INFORMATION SHOWN »
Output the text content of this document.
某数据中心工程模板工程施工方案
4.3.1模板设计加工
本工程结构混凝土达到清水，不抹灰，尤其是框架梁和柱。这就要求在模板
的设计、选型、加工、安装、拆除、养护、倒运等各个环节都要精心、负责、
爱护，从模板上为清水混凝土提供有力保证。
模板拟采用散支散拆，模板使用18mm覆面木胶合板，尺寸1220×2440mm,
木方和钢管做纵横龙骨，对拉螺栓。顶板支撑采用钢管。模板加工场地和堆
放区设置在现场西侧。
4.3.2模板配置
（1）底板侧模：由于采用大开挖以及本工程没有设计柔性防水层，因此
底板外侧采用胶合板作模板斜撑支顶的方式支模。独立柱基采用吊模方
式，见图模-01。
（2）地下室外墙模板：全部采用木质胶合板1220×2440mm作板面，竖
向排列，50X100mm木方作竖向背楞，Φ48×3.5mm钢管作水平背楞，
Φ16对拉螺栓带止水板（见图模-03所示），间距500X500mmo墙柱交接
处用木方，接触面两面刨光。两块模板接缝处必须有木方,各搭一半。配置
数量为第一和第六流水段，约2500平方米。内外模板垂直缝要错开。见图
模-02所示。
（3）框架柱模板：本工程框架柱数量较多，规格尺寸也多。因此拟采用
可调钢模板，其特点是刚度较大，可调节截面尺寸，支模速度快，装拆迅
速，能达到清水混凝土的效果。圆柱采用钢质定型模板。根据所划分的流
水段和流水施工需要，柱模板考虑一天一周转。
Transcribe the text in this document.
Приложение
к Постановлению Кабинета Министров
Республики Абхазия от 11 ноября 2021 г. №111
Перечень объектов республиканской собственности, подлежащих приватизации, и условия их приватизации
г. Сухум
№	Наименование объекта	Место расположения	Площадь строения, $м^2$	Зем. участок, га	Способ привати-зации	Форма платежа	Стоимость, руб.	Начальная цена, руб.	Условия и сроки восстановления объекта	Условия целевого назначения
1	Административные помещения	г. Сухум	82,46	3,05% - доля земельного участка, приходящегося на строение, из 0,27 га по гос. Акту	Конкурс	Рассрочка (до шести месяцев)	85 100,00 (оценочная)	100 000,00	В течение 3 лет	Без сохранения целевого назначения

EXERCISE TASK » Among the entries, how many lines include the word "this"? Answer with a single number and nothing further.

WRITTEN SOLUTION » 2